## The exercise
Send each entry back exactly as given, pictures excluded.
++++ Dataset content
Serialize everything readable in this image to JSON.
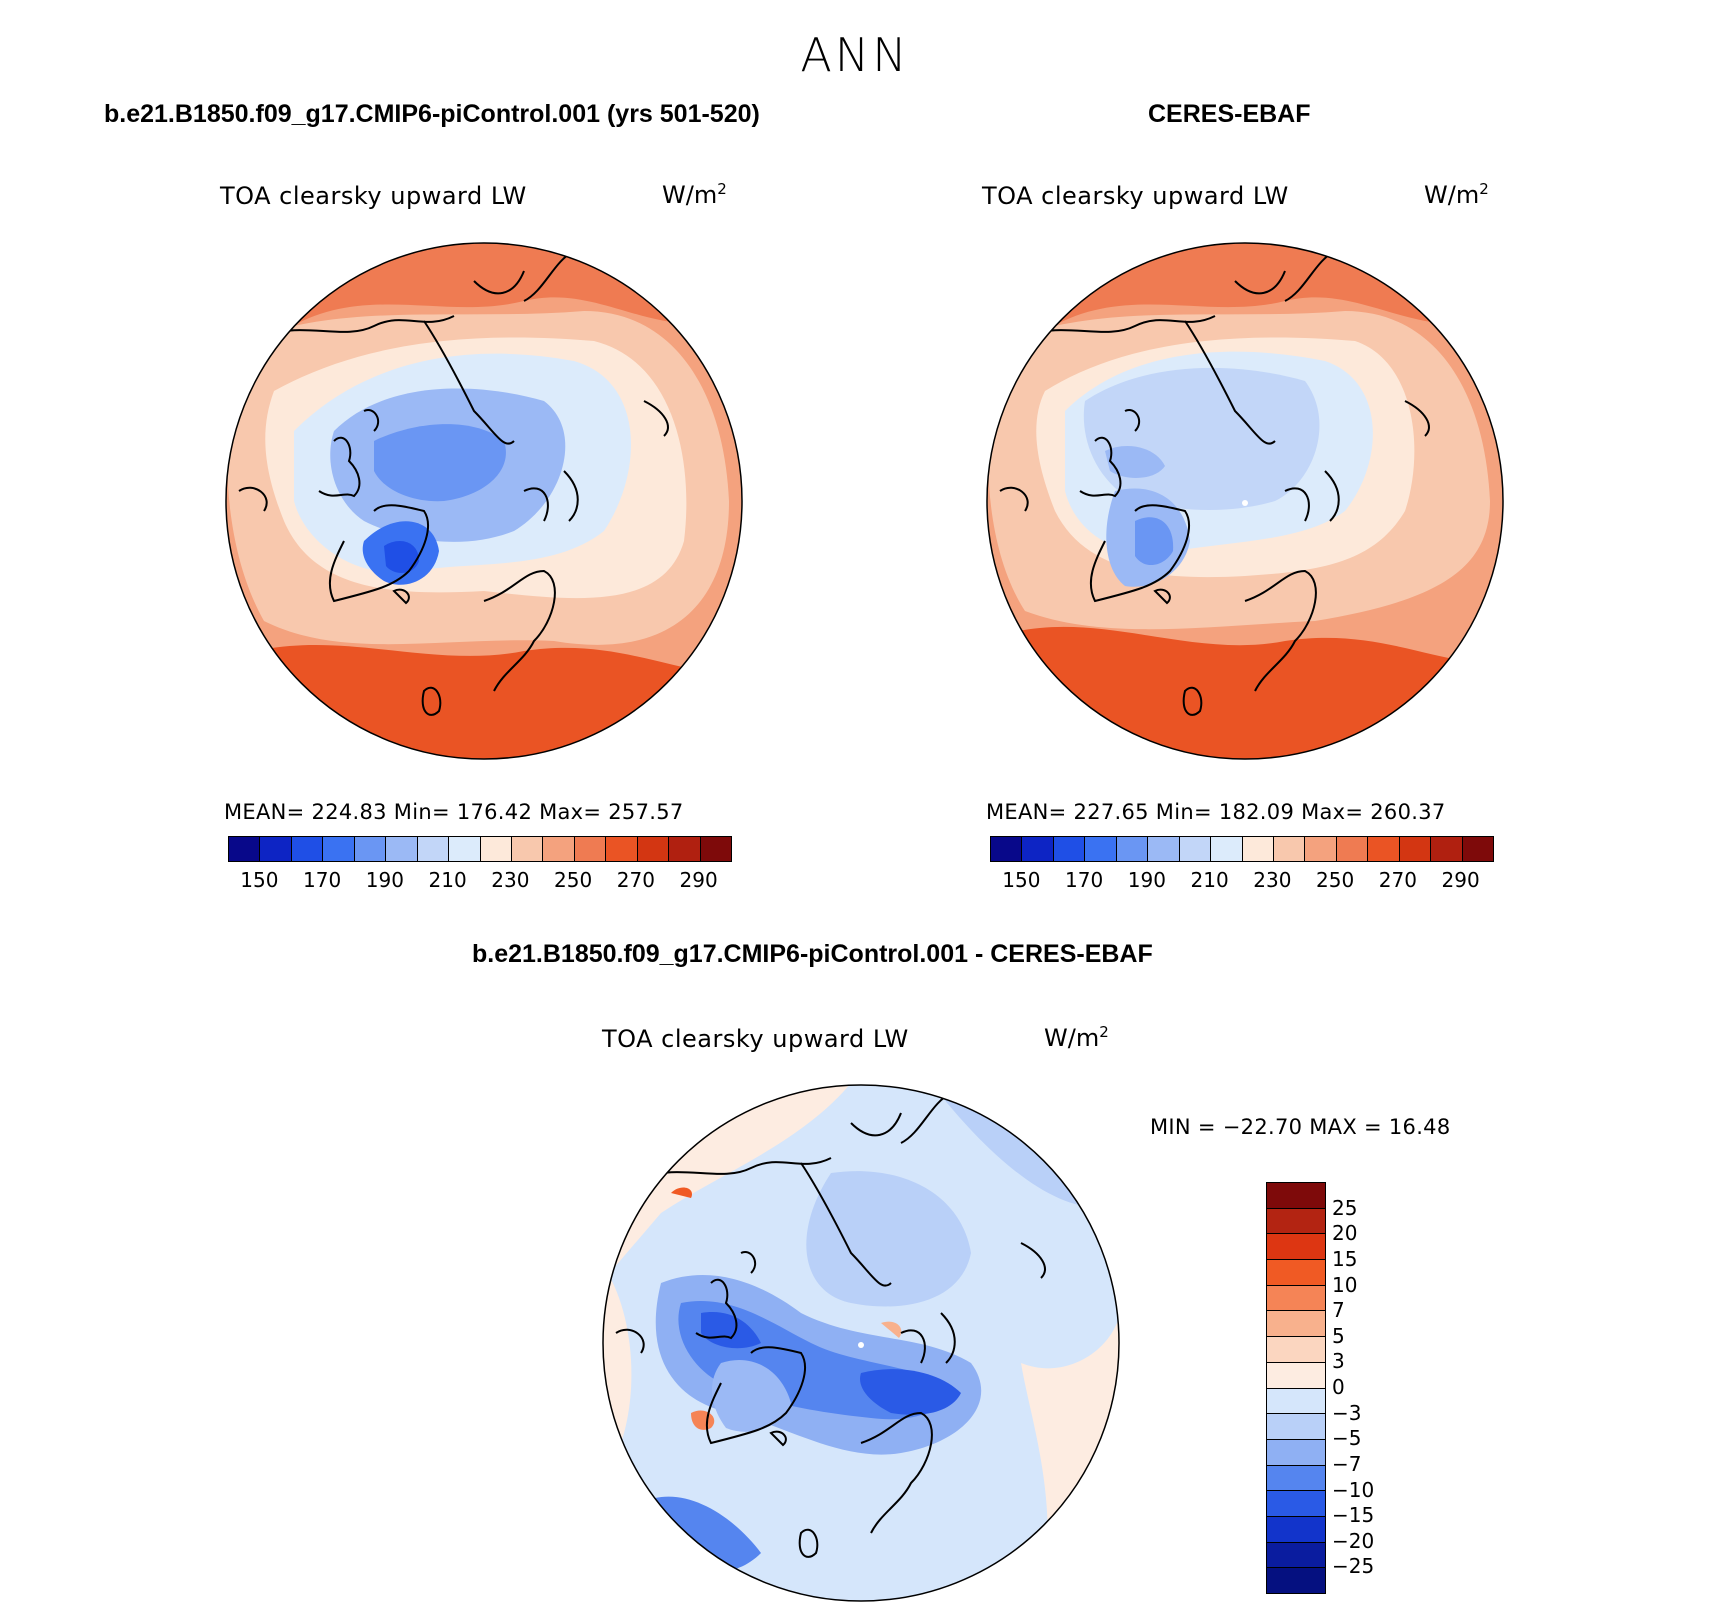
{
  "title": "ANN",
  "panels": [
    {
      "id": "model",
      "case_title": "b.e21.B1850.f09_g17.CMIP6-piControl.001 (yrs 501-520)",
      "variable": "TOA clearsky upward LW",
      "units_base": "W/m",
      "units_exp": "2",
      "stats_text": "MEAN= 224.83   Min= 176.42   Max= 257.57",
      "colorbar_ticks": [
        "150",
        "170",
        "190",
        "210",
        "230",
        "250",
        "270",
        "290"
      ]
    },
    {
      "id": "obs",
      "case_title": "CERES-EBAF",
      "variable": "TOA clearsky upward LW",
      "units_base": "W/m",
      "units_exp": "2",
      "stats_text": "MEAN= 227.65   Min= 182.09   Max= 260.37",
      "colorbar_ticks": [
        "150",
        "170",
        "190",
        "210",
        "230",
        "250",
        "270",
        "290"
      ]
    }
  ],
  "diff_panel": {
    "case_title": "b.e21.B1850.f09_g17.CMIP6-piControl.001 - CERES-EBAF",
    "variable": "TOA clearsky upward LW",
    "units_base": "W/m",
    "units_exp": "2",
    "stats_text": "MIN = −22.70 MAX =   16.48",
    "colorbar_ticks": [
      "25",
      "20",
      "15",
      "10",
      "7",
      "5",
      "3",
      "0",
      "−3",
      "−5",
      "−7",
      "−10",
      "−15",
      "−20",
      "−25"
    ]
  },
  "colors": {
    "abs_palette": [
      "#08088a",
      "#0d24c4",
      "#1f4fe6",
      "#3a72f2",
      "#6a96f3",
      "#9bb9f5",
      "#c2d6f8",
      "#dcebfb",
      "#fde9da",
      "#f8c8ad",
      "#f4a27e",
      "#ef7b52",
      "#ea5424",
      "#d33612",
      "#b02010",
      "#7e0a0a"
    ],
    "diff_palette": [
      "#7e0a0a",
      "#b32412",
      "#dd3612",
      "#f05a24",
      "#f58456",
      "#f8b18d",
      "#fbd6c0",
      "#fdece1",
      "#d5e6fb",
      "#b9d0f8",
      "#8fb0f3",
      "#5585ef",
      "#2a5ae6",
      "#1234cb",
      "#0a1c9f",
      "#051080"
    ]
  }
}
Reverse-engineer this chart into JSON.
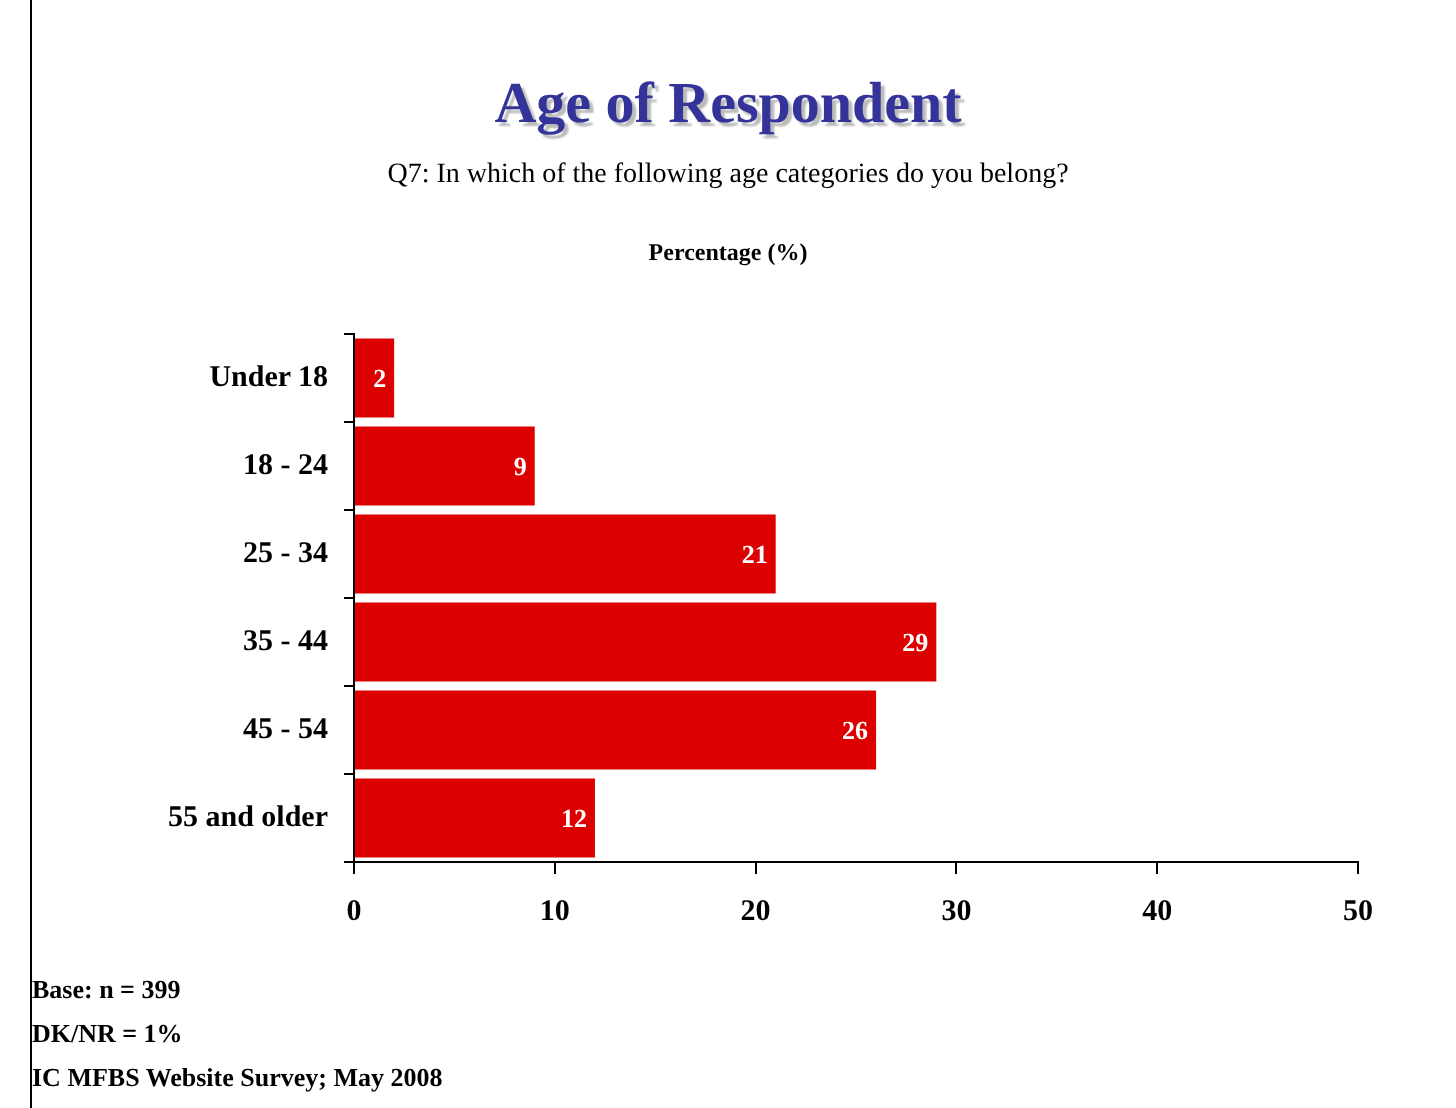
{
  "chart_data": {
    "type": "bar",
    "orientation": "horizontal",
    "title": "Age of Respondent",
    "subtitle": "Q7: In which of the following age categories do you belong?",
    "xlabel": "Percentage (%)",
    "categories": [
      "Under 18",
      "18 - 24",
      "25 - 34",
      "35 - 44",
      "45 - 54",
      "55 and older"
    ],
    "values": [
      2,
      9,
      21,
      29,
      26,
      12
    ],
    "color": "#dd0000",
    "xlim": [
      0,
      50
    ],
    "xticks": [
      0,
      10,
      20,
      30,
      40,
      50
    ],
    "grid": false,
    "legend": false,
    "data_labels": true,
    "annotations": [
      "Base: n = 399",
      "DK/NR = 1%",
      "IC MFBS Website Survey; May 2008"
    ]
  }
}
++++++++
## Final answer
Serialize everything readable in this image to JSON.
{
  "title": "ANN",
  "panels": [
    {
      "id": "model",
      "case_title": "b.e21.B1850.f09_g17.CMIP6-piControl.001 (yrs 501-520)",
      "variable": "TOA clearsky upward LW",
      "units_base": "W/m",
      "units_exp": "2",
      "stats_text": "MEAN= 224.83   Min= 176.42   Max= 257.57",
      "colorbar_ticks": [
        "150",
        "170",
        "190",
        "210",
        "230",
        "250",
        "270",
        "290"
      ]
    },
    {
      "id": "obs",
      "case_title": "CERES-EBAF",
      "variable": "TOA clearsky upward LW",
      "units_base": "W/m",
      "units_exp": "2",
      "stats_text": "MEAN= 227.65   Min= 182.09   Max= 260.37",
      "colorbar_ticks": [
        "150",
        "170",
        "190",
        "210",
        "230",
        "250",
        "270",
        "290"
      ]
    }
  ],
  "diff_panel": {
    "case_title": "b.e21.B1850.f09_g17.CMIP6-piControl.001 - CERES-EBAF",
    "variable": "TOA clearsky upward LW",
    "units_base": "W/m",
    "units_exp": "2",
    "stats_text": "MIN = −22.70 MAX =   16.48",
    "colorbar_ticks": [
      "25",
      "20",
      "15",
      "10",
      "7",
      "5",
      "3",
      "0",
      "−3",
      "−5",
      "−7",
      "−10",
      "−15",
      "−20",
      "−25"
    ]
  },
  "colors": {
    "abs_palette": [
      "#08088a",
      "#0d24c4",
      "#1f4fe6",
      "#3a72f2",
      "#6a96f3",
      "#9bb9f5",
      "#c2d6f8",
      "#dcebfb",
      "#fde9da",
      "#f8c8ad",
      "#f4a27e",
      "#ef7b52",
      "#ea5424",
      "#d33612",
      "#b02010",
      "#7e0a0a"
    ],
    "diff_palette": [
      "#7e0a0a",
      "#b32412",
      "#dd3612",
      "#f05a24",
      "#f58456",
      "#f8b18d",
      "#fbd6c0",
      "#fdece1",
      "#d5e6fb",
      "#b9d0f8",
      "#8fb0f3",
      "#5585ef",
      "#2a5ae6",
      "#1234cb",
      "#0a1c9f",
      "#051080"
    ]
  }
}
Reverse-engineer this chart into JSON.
{
  "chart_data": {
    "type": "bar",
    "orientation": "horizontal",
    "title": "Age of Respondent",
    "subtitle": "Q7: In which of the following age categories do you belong?",
    "xlabel": "Percentage (%)",
    "categories": [
      "Under 18",
      "18 - 24",
      "25 - 34",
      "35 - 44",
      "45 - 54",
      "55 and older"
    ],
    "values": [
      2,
      9,
      21,
      29,
      26,
      12
    ],
    "color": "#dd0000",
    "xlim": [
      0,
      50
    ],
    "xticks": [
      0,
      10,
      20,
      30,
      40,
      50
    ],
    "grid": false,
    "legend": false,
    "data_labels": true,
    "annotations": [
      "Base: n = 399",
      "DK/NR = 1%",
      "IC MFBS Website Survey; May 2008"
    ]
  }
}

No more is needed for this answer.